Records provided
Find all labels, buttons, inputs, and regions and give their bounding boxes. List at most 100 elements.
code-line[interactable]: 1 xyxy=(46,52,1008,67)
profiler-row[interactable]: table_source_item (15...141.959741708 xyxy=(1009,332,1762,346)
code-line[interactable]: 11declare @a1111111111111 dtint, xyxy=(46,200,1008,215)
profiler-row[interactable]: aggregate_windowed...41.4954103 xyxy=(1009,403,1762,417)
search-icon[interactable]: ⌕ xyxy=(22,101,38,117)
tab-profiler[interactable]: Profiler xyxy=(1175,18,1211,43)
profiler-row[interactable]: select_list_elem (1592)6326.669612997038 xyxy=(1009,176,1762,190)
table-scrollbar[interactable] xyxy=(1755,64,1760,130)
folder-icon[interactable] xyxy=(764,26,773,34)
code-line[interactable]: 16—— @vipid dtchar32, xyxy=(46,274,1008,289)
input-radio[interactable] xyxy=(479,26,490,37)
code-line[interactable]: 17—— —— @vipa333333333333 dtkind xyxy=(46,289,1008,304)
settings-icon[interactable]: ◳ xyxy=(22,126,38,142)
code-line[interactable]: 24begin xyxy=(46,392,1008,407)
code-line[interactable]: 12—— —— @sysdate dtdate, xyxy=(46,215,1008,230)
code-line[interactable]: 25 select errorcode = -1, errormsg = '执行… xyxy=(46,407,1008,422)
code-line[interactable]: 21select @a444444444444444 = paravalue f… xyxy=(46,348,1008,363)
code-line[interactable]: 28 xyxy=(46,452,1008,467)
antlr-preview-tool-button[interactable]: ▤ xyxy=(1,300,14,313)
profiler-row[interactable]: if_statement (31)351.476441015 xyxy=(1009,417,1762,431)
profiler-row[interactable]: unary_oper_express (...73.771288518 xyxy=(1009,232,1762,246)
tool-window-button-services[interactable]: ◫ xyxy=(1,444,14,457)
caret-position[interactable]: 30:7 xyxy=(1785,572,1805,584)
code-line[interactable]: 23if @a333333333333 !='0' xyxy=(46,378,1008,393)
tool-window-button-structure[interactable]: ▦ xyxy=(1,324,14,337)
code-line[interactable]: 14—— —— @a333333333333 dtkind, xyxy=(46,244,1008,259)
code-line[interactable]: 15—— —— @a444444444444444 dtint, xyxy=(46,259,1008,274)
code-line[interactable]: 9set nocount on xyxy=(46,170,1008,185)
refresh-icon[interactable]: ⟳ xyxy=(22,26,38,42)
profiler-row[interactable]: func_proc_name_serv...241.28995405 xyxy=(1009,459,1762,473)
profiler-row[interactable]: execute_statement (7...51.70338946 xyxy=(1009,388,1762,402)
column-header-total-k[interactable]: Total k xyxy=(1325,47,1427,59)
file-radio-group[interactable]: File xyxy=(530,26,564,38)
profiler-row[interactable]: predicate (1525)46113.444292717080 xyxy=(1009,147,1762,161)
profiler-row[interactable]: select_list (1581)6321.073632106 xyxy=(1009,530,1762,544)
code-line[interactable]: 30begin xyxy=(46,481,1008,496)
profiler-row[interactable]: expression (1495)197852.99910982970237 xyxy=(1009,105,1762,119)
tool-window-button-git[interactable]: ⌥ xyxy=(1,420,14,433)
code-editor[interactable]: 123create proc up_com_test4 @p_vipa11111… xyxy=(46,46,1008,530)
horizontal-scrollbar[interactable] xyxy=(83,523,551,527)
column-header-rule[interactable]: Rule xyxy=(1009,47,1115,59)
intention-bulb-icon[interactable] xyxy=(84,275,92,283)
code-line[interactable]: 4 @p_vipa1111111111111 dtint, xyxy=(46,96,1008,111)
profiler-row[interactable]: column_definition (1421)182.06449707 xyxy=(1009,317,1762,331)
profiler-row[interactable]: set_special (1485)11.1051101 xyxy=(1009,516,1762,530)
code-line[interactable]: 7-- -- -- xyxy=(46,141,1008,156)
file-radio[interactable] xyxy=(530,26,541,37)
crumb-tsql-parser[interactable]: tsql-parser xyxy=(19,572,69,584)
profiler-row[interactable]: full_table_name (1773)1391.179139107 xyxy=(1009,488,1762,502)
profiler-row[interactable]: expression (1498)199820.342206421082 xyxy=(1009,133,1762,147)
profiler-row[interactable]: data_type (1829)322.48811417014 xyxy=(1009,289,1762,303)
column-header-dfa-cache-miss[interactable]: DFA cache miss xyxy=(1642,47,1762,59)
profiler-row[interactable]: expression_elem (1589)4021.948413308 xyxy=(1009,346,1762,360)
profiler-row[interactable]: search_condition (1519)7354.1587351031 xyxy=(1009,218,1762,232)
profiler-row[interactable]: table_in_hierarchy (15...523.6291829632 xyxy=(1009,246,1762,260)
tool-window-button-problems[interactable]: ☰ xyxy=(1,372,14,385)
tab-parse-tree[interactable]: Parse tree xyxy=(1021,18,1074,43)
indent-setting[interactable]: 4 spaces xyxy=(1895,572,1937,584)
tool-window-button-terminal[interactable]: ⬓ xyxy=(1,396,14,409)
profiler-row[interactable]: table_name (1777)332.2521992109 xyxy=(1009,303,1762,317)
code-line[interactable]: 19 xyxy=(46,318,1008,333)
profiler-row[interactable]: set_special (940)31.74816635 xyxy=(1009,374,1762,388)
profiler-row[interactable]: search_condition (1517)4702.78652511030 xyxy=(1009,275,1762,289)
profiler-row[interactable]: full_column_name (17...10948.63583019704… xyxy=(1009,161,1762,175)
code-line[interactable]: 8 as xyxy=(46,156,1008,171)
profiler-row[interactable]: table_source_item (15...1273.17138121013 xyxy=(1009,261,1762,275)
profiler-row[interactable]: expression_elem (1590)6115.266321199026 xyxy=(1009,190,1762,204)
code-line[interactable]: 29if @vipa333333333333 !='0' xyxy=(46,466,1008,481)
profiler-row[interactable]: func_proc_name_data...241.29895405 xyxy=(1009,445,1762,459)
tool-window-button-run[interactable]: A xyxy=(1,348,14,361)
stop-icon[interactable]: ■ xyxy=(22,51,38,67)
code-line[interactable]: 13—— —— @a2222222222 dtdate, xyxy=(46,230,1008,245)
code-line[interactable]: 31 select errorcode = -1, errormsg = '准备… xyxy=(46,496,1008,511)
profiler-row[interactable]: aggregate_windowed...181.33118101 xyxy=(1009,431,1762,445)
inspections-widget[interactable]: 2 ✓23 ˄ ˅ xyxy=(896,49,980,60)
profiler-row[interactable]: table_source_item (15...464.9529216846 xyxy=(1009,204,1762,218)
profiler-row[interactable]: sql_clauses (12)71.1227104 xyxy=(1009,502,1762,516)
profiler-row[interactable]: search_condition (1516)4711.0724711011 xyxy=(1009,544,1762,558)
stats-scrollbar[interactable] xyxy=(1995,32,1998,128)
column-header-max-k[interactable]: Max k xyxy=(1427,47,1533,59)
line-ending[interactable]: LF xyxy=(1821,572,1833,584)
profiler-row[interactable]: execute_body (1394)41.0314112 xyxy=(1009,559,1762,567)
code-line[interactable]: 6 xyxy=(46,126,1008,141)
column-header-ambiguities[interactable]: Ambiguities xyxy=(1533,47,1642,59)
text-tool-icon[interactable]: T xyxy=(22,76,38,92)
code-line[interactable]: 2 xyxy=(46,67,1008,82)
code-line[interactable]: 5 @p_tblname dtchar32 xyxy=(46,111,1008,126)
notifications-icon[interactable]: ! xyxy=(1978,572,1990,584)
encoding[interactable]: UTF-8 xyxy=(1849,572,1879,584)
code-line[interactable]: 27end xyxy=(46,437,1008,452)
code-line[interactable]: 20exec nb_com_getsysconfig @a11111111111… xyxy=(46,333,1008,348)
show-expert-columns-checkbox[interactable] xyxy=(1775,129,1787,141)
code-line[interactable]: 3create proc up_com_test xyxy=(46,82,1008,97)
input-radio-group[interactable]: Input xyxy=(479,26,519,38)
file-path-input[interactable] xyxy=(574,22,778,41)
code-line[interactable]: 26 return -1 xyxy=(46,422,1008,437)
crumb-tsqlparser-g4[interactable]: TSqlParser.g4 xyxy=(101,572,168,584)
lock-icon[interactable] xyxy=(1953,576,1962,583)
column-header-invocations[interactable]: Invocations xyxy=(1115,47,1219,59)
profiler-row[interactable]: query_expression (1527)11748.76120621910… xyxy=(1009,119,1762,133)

Exercise brief
Can you gather every row above that contains the string "errormsg"?

Result for this exercise
code-line[interactable]: 25 select errorcode = -1, errormsg = '执行… xyxy=(46,407,1008,422)
code-line[interactable]: 31 select errorcode = -1, errormsg = '准备… xyxy=(46,496,1008,511)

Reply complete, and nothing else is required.